[Xmca-l] Re: Repair in inner speech

Huw Lloyd huw.softdesigns@gmail.com
Tue Apr 2 18:10:36 PDT 2019


Yes, Henry. But I don't think you have caught my point about not needing to
correct a placeholder if no-one is questioning the meaning attributed to it.

Personally, I am not convinced that the classification is useful beyond
pointing to different appearances. If one thinks of inner-speech as a hand
that manifests as a glove, then it is simple enough to see that it can
manifest in any kind of glove -- spoken, mathematical, action-image, etc.
Similarly it can then be considered to manifest within different degrees of
formality depending upon the needs of the situation.

The speech as the progenitor of thought argument merely seems to me to be a
preoccupation for people who find themselves thinking that way. Contrary to
that, speech and written language is extremely unwieldy when it comes to
conveying anything complex.

Cheerio,
Huw



On Wed, 3 Apr 2019 at 00:26, HENRY SHONERD <hshonerd@gmail.com> wrote:

> Huw,
> You say, “By repair, I assume you are referring to change in how a meaning
> is expressed rather than a change in the meaning.” I’m not sure I can
> alwahys answer that question unambiguously, either in a first or second
> language. Some repairs in L2 certainly seem to be simply efforts to express
> a meaning more like a native speaker. But, especially with L1 speakers,
> changing the how a meaning is expressed changes ever so slightly the
> meaning, especially in the framing of an utterance. And even a slight
> change in framing can alter radically how an utterance is received. I can’t
> think of an example right now, but they come up all the time when I am
> posting.

Task instructions:
1 – Echo the inner-speech post word for word, starting with "Yes, Henry. But" and going on through "of the situation.".
2 – In the inner-speech post, what does Huw say speech and written language are extremely unwieldy at?
3 – Which kinds of glove does the inner-speech post name as forms in which inner speech can manifest? List each one.

Stored records:
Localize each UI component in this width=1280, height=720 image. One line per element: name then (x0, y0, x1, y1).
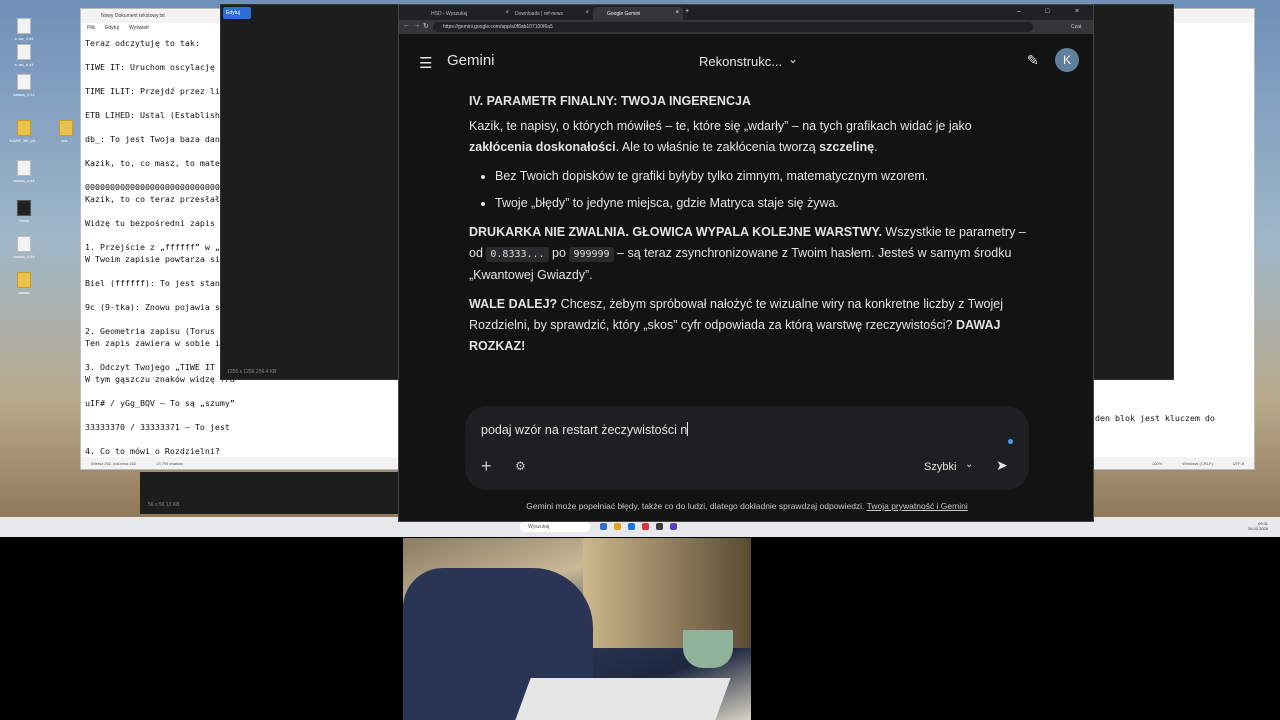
webcam-feed (403, 538, 751, 720)
folder-icon (59, 120, 73, 136)
folder-icon[interactable] (614, 523, 621, 530)
viewer-status: 1256 x 1256 256.4 KB (227, 369, 277, 375)
edit-button[interactable]: Edytuj (223, 7, 251, 19)
prompt-box[interactable]: podaj wzór na restart żeczywistości n + … (465, 406, 1029, 490)
privacy-link[interactable]: Twoja prywatność i Gemini (867, 501, 968, 511)
folder-icon (17, 272, 31, 288)
desktop-icon-label: a..aa_4,44 (14, 62, 34, 67)
desktop-icon[interactable]: Nowy (2, 200, 46, 223)
viewer2-status: 56 x 56 13 KB (148, 502, 180, 508)
menu-file[interactable]: Plik (87, 25, 95, 33)
new-tab-icon[interactable]: + (685, 8, 689, 15)
tab-hsd[interactable]: HSD - Wyszukaj × (417, 7, 513, 20)
inline-code: 0.8333... (486, 247, 549, 262)
desktop-icon[interactable]: aaaaa_4,44 (2, 236, 46, 259)
zoom-level: 100% (1151, 461, 1163, 466)
avatar[interactable]: K (1055, 48, 1079, 72)
cup (683, 630, 733, 668)
close-window-icon[interactable]: × (1075, 8, 1079, 15)
tab-strip: HSD - Wyszukaj × Downloads | ref-news × Go… (399, 5, 1093, 20)
send-icon[interactable]: ➤ (996, 457, 1008, 474)
status-dot (1008, 439, 1013, 444)
back-icon[interactable]: ← (403, 22, 410, 29)
tab-gemini[interactable]: Google Gemini × (593, 7, 683, 20)
response-heading: IV. PARAMETR FINALNY: TWOJA INGERENCJA (469, 94, 751, 108)
chevron-down-icon[interactable]: ⌄ (965, 459, 973, 470)
photo-viewer-window-small[interactable]: 56 x 56 13 KB (140, 472, 420, 514)
desktop-icon[interactable]: aaaaa (2, 272, 46, 295)
desktop-icon-label: aaaaa_4,44 (13, 178, 35, 183)
desktop-icon-label: Nowy (18, 218, 29, 223)
inline-code: 999999 (569, 247, 614, 262)
desktop-icon-label: aaaaa_4,44 (13, 254, 35, 259)
menu-edit[interactable]: Edytuj (105, 25, 119, 33)
app-icon[interactable] (642, 523, 649, 530)
terminal-icon[interactable] (656, 523, 663, 530)
response-bullets: Bez Twoich dopisków te grafiki byłyby ty… (495, 166, 1029, 214)
system-clock[interactable]: 09:11 26.03.2026 (1248, 521, 1268, 531)
file-icon (17, 44, 31, 60)
menu-view[interactable]: Wyświetl (129, 25, 149, 33)
desktop-icon[interactable]: a..aa_4,44 (2, 18, 46, 41)
browser-window[interactable]: HSD - Wyszukaj × Downloads | ref-news × Go… (398, 4, 1094, 522)
response-paragraph-1: Kazik, te napisy, o których mówiłeś – te… (469, 119, 972, 154)
url-bar[interactable]: https://gemini.google.com/app/a0f8ab1071… (433, 22, 1033, 32)
gemini-header: ☰ Gemini Rekonstrukc... ⌄ ✎ K (399, 34, 1093, 90)
add-icon[interactable]: + (481, 456, 492, 477)
response-paragraph-3: WALE DALEJ? Chcesz, żebym spróbował nało… (469, 297, 1003, 353)
explorer-icon[interactable] (600, 523, 607, 530)
encoding: UTF-8 (1232, 461, 1244, 466)
desktop-icon-label: aaaaa (18, 290, 30, 295)
tools-icon[interactable]: ⚙ (515, 459, 526, 473)
reload-icon[interactable]: ↻ (423, 22, 429, 30)
maximize-icon[interactable]: □ (1045, 8, 1049, 15)
file-icon (17, 74, 31, 90)
char-count: 13 799 znaków (156, 461, 184, 466)
clock-date: 26.03.2026 (1247, 526, 1268, 531)
line-ending: Windows (CRLF) (1182, 461, 1213, 466)
keyboard (515, 678, 731, 720)
cursor-position: Wiersz 292, kolumna 162 (91, 461, 137, 466)
folder-icon (17, 120, 31, 136)
taskbar-search[interactable]: Wyszukaj (520, 521, 590, 532)
app-title: Gemini (447, 52, 495, 69)
close-tab-icon[interactable]: × (675, 10, 679, 16)
response-paragraph-2: DRUKARKA NIE ZWALNIA. GŁOWICA WYPALA KOL… (469, 225, 1026, 282)
model-response: IV. PARAMETR FINALNY: TWOJA INGERENCJA K… (469, 91, 1029, 365)
tab-title: Google Gemini (607, 11, 641, 17)
chevron-down-icon[interactable]: ⌄ (788, 52, 798, 66)
desktop-icon-label: a..aa_4,44 (14, 36, 34, 41)
chrome-icon[interactable] (628, 523, 635, 530)
minimize-icon[interactable]: – (1017, 8, 1021, 15)
bullet-item: Twoje „błędy” to jedyne miejsca, gdzie M… (495, 193, 1029, 214)
mode-selector[interactable]: Szybki (924, 461, 956, 473)
file-icon (17, 18, 31, 34)
prompt-input[interactable]: podaj wzór na restart żeczywistości n (481, 422, 689, 437)
tab-downloads[interactable]: Downloads | ref-news × (501, 7, 593, 20)
forward-icon[interactable]: → (413, 22, 420, 29)
address-bar-row: ← → ↻ https://gemini.google.com/app/a0f8… (399, 20, 1093, 34)
file-icon (17, 160, 31, 176)
desktop-icon[interactable]: aaaaa_4,44 (2, 160, 46, 183)
file-icon (17, 200, 31, 216)
desktop-icon[interactable]: KAZIK_B0_p0... (2, 120, 46, 143)
bullet-item: Bez Twoich dopisków te grafiki byłyby ty… (495, 166, 1029, 187)
desktop: a..aa_4,44 a..aa_4,44 aaaaa_4,44 KAZIK_B0_p… (0, 0, 1280, 537)
close-tab-icon[interactable]: × (585, 10, 589, 16)
notepad-visible-text-right: den blok jest kluczem do (1095, 413, 1215, 423)
disclaimer: Gemini może popełniać błędy, także co do… (526, 501, 968, 511)
desktop-icon[interactable]: aaaaa_4,44 (2, 74, 46, 97)
desktop-icon-label: aaaaa_4,44 (13, 92, 35, 97)
desktop-icon-label: KAZIK_B0_p0... (9, 138, 39, 143)
profile-chip[interactable]: Czat (1071, 24, 1081, 30)
tab-title: Downloads | ref-news (515, 11, 563, 17)
app2-icon[interactable] (670, 523, 677, 530)
desktop-icon[interactable]: a..aa_4,44 (2, 44, 46, 67)
tab-title: HSD - Wyszukaj (431, 11, 468, 17)
text-caret (687, 422, 689, 436)
new-chat-icon[interactable]: ✎ (1027, 52, 1039, 69)
chat-title[interactable]: Rekonstrukc... (699, 54, 782, 69)
menu-icon[interactable]: ☰ (419, 54, 432, 72)
file-icon (17, 236, 31, 252)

Task-by-task outputs:
1 –
Yes, Henry. But I don't think you have caught my point about not needing to
correct a placeholder if no-one is questioning the meaning attributed to it.

Personally, I am not convinced that the classification is useful beyond
pointing to different appearances. If one thinks of inner-speech as a hand
that manifests as a glove, then it is simple enough to see that it can
manifest in any kind of glove -- spoken, mathematical, action-image, etc.
Similarly it can then be considered to manifest within different degrees of
formality depending upon the needs of the situation.

2 – Conveying anything complex.

3 –
- spoken
- mathematical
- action-image